Produce a verbatim copy of the entries listed below.

━━ Stored data ━━

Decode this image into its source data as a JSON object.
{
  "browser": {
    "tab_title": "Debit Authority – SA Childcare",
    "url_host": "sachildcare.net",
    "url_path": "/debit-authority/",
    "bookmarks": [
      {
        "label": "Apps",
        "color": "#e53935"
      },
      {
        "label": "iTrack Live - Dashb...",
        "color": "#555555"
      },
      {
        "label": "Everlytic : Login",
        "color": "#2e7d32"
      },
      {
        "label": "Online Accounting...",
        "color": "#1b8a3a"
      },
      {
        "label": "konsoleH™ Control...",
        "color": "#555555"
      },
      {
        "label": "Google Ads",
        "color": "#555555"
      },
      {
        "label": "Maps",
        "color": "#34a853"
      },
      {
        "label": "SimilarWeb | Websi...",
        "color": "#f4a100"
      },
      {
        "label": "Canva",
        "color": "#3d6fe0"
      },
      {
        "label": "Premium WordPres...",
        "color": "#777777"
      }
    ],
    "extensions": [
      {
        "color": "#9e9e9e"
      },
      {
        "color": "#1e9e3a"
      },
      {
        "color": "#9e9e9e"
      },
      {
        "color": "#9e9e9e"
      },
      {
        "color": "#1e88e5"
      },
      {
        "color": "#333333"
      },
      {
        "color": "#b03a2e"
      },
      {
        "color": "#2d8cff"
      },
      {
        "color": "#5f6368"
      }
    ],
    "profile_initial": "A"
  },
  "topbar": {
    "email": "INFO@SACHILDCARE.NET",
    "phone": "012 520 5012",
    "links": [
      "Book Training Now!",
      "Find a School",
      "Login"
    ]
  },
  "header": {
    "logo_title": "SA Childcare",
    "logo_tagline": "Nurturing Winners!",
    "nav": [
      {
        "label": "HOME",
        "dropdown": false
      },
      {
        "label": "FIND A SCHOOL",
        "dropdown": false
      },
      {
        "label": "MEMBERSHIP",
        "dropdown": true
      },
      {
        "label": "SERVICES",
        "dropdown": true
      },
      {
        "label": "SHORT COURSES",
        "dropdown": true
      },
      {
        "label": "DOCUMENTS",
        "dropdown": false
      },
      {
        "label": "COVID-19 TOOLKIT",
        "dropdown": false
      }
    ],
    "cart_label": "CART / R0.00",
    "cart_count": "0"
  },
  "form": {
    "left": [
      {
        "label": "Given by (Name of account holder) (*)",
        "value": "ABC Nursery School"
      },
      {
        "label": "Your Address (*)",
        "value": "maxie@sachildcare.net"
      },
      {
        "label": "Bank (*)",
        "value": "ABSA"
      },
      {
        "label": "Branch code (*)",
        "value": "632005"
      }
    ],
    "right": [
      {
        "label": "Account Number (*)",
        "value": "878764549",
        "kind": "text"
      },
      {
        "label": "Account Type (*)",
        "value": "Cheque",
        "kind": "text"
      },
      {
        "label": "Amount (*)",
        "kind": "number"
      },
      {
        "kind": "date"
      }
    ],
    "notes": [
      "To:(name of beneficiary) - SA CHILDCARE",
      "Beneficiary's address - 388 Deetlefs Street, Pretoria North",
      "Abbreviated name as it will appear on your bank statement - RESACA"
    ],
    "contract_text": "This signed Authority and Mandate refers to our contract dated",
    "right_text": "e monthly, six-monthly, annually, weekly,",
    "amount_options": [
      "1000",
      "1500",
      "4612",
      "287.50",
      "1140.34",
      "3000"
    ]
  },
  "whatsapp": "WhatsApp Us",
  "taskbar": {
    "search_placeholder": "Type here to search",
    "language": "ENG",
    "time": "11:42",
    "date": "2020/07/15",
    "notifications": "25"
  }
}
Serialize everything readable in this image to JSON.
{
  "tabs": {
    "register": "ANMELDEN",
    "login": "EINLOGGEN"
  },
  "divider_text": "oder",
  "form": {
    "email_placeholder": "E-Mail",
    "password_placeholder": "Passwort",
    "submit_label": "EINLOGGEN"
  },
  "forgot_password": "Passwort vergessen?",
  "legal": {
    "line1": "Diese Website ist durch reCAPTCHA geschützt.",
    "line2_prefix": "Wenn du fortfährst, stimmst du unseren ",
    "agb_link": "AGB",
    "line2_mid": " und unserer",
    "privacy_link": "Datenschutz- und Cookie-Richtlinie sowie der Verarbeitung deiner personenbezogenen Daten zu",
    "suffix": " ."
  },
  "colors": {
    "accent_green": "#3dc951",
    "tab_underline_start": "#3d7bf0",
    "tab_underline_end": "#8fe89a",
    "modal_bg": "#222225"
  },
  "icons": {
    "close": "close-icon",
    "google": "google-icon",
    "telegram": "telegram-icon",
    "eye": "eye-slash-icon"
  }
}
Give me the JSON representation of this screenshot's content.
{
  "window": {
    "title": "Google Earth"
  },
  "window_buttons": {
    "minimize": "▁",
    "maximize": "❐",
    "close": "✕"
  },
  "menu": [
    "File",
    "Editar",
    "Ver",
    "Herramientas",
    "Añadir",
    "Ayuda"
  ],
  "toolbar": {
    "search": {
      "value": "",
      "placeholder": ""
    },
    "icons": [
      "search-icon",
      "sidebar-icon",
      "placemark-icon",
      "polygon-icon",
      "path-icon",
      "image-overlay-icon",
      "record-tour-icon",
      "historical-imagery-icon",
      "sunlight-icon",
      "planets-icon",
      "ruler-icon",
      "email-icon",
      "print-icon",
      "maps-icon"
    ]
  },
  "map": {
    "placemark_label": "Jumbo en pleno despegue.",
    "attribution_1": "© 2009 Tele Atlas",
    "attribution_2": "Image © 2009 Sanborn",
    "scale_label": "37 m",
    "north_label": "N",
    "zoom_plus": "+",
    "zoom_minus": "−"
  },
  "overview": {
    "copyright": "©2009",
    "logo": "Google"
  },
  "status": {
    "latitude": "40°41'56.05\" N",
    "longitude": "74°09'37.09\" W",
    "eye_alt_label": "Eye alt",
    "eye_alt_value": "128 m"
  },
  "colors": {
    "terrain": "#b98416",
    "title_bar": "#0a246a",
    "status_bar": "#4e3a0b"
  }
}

━━━

● **In response**:
Decode this image into its source data as a JSON object.
{
  "browser": {
    "tab_title": "Debit Authority – SA Childcare",
    "url_host": "sachildcare.net",
    "url_path": "/debit-authority/",
    "bookmarks": [
      {
        "label": "Apps",
        "color": "#e53935"
      },
      {
        "label": "iTrack Live - Dashb...",
        "color": "#555555"
      },
      {
        "label": "Everlytic : Login",
        "color": "#2e7d32"
      },
      {
        "label": "Online Accounting...",
        "color": "#1b8a3a"
      },
      {
        "label": "konsoleH™ Control...",
        "color": "#555555"
      },
      {
        "label": "Google Ads",
        "color": "#555555"
      },
      {
        "label": "Maps",
        "color": "#34a853"
      },
      {
        "label": "SimilarWeb | Websi...",
        "color": "#f4a100"
      },
      {
        "label": "Canva",
        "color": "#3d6fe0"
      },
      {
        "label": "Premium WordPres...",
        "color": "#777777"
      }
    ],
    "extensions": [
      {
        "color": "#9e9e9e"
      },
      {
        "color": "#1e9e3a"
      },
      {
        "color": "#9e9e9e"
      },
      {
        "color": "#9e9e9e"
      },
      {
        "color": "#1e88e5"
      },
      {
        "color": "#333333"
      },
      {
        "color": "#b03a2e"
      },
      {
        "color": "#2d8cff"
      },
      {
        "color": "#5f6368"
      }
    ],
    "profile_initial": "A"
  },
  "topbar": {
    "email": "INFO@SACHILDCARE.NET",
    "phone": "012 520 5012",
    "links": [
      "Book Training Now!",
      "Find a School",
      "Login"
    ]
  },
  "header": {
    "logo_title": "SA Childcare",
    "logo_tagline": "Nurturing Winners!",
    "nav": [
      {
        "label": "HOME",
        "dropdown": false
      },
      {
        "label": "FIND A SCHOOL",
        "dropdown": false
      },
      {
        "label": "MEMBERSHIP",
        "dropdown": true
      },
      {
        "label": "SERVICES",
        "dropdown": true
      },
      {
        "label": "SHORT COURSES",
        "dropdown": true
      },
      {
        "label": "DOCUMENTS",
        "dropdown": false
      },
      {
        "label": "COVID-19 TOOLKIT",
        "dropdown": false
      }
    ],
    "cart_label": "CART / R0.00",
    "cart_count": "0"
  },
  "form": {
    "left": [
      {
        "label": "Given by (Name of account holder) (*)",
        "value": "ABC Nursery School"
      },
      {
        "label": "Your Address (*)",
        "value": "maxie@sachildcare.net"
      },
      {
        "label": "Bank (*)",
        "value": "ABSA"
      },
      {
        "label": "Branch code (*)",
        "value": "632005"
      }
    ],
    "right": [
      {
        "label": "Account Number (*)",
        "value": "878764549",
        "kind": "text"
      },
      {
        "label": "Account Type (*)",
        "value": "Cheque",
        "kind": "text"
      },
      {
        "label": "Amount (*)",
        "kind": "number"
      },
      {
        "kind": "date"
      }
    ],
    "notes": [
      "To:(name of beneficiary) - SA CHILDCARE",
      "Beneficiary's address - 388 Deetlefs Street, Pretoria North",
      "Abbreviated name as it will appear on your bank statement - RESACA"
    ],
    "contract_text": "This signed Authority and Mandate refers to our contract dated",
    "right_text": "e monthly, six-monthly, annually, weekly,",
    "amount_options": [
      "1000",
      "1500",
      "4612",
      "287.50",
      "1140.34",
      "3000"
    ]
  },
  "whatsapp": "WhatsApp Us",
  "taskbar": {
    "search_placeholder": "Type here to search",
    "language": "ENG",
    "time": "11:42",
    "date": "2020/07/15",
    "notifications": "25"
  }
}
Serialize everything readable in this image to JSON.
{
  "tabs": {
    "register": "ANMELDEN",
    "login": "EINLOGGEN"
  },
  "divider_text": "oder",
  "form": {
    "email_placeholder": "E-Mail",
    "password_placeholder": "Passwort",
    "submit_label": "EINLOGGEN"
  },
  "forgot_password": "Passwort vergessen?",
  "legal": {
    "line1": "Diese Website ist durch reCAPTCHA geschützt.",
    "line2_prefix": "Wenn du fortfährst, stimmst du unseren ",
    "agb_link": "AGB",
    "line2_mid": " und unserer",
    "privacy_link": "Datenschutz- und Cookie-Richtlinie sowie der Verarbeitung deiner personenbezogenen Daten zu",
    "suffix": " ."
  },
  "colors": {
    "accent_green": "#3dc951",
    "tab_underline_start": "#3d7bf0",
    "tab_underline_end": "#8fe89a",
    "modal_bg": "#222225"
  },
  "icons": {
    "close": "close-icon",
    "google": "google-icon",
    "telegram": "telegram-icon",
    "eye": "eye-slash-icon"
  }
}
Give me the JSON representation of this screenshot's content.
{
  "window": {
    "title": "Google Earth"
  },
  "window_buttons": {
    "minimize": "▁",
    "maximize": "❐",
    "close": "✕"
  },
  "menu": [
    "File",
    "Editar",
    "Ver",
    "Herramientas",
    "Añadir",
    "Ayuda"
  ],
  "toolbar": {
    "search": {
      "value": "",
      "placeholder": ""
    },
    "icons": [
      "search-icon",
      "sidebar-icon",
      "placemark-icon",
      "polygon-icon",
      "path-icon",
      "image-overlay-icon",
      "record-tour-icon",
      "historical-imagery-icon",
      "sunlight-icon",
      "planets-icon",
      "ruler-icon",
      "email-icon",
      "print-icon",
      "maps-icon"
    ]
  },
  "map": {
    "placemark_label": "Jumbo en pleno despegue.",
    "attribution_1": "© 2009 Tele Atlas",
    "attribution_2": "Image © 2009 Sanborn",
    "scale_label": "37 m",
    "north_label": "N",
    "zoom_plus": "+",
    "zoom_minus": "−"
  },
  "overview": {
    "copyright": "©2009",
    "logo": "Google"
  },
  "status": {
    "latitude": "40°41'56.05\" N",
    "longitude": "74°09'37.09\" W",
    "eye_alt_label": "Eye alt",
    "eye_alt_value": "128 m"
  },
  "colors": {
    "terrain": "#b98416",
    "title_bar": "#0a246a",
    "status_bar": "#4e3a0b"
  }
}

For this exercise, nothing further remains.